What is expected: Reproduce the records below exactly as they appear.
* Start Provided records *
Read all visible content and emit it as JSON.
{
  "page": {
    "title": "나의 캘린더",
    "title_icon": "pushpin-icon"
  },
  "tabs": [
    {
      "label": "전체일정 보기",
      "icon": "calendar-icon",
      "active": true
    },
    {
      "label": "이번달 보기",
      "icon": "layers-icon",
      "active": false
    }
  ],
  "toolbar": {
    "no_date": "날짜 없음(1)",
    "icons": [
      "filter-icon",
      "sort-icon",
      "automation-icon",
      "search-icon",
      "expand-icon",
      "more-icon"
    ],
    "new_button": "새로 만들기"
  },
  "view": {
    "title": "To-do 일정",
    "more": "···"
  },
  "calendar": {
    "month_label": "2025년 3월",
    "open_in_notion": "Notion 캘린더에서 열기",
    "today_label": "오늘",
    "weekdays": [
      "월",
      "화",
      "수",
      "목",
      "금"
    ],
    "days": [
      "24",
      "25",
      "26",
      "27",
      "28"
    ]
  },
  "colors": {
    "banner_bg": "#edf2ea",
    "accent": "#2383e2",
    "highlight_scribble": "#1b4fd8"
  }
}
* End Provided records *
Reply to the task:
Read all visible content and emit it as JSON.
{
  "page": {
    "title": "나의 캘린더",
    "title_icon": "pushpin-icon"
  },
  "tabs": [
    {
      "label": "전체일정 보기",
      "icon": "calendar-icon",
      "active": true
    },
    {
      "label": "이번달 보기",
      "icon": "layers-icon",
      "active": false
    }
  ],
  "toolbar": {
    "no_date": "날짜 없음(1)",
    "icons": [
      "filter-icon",
      "sort-icon",
      "automation-icon",
      "search-icon",
      "expand-icon",
      "more-icon"
    ],
    "new_button": "새로 만들기"
  },
  "view": {
    "title": "To-do 일정",
    "more": "···"
  },
  "calendar": {
    "month_label": "2025년 3월",
    "open_in_notion": "Notion 캘린더에서 열기",
    "today_label": "오늘",
    "weekdays": [
      "월",
      "화",
      "수",
      "목",
      "금"
    ],
    "days": [
      "24",
      "25",
      "26",
      "27",
      "28"
    ]
  },
  "colors": {
    "banner_bg": "#edf2ea",
    "accent": "#2383e2",
    "highlight_scribble": "#1b4fd8"
  }
}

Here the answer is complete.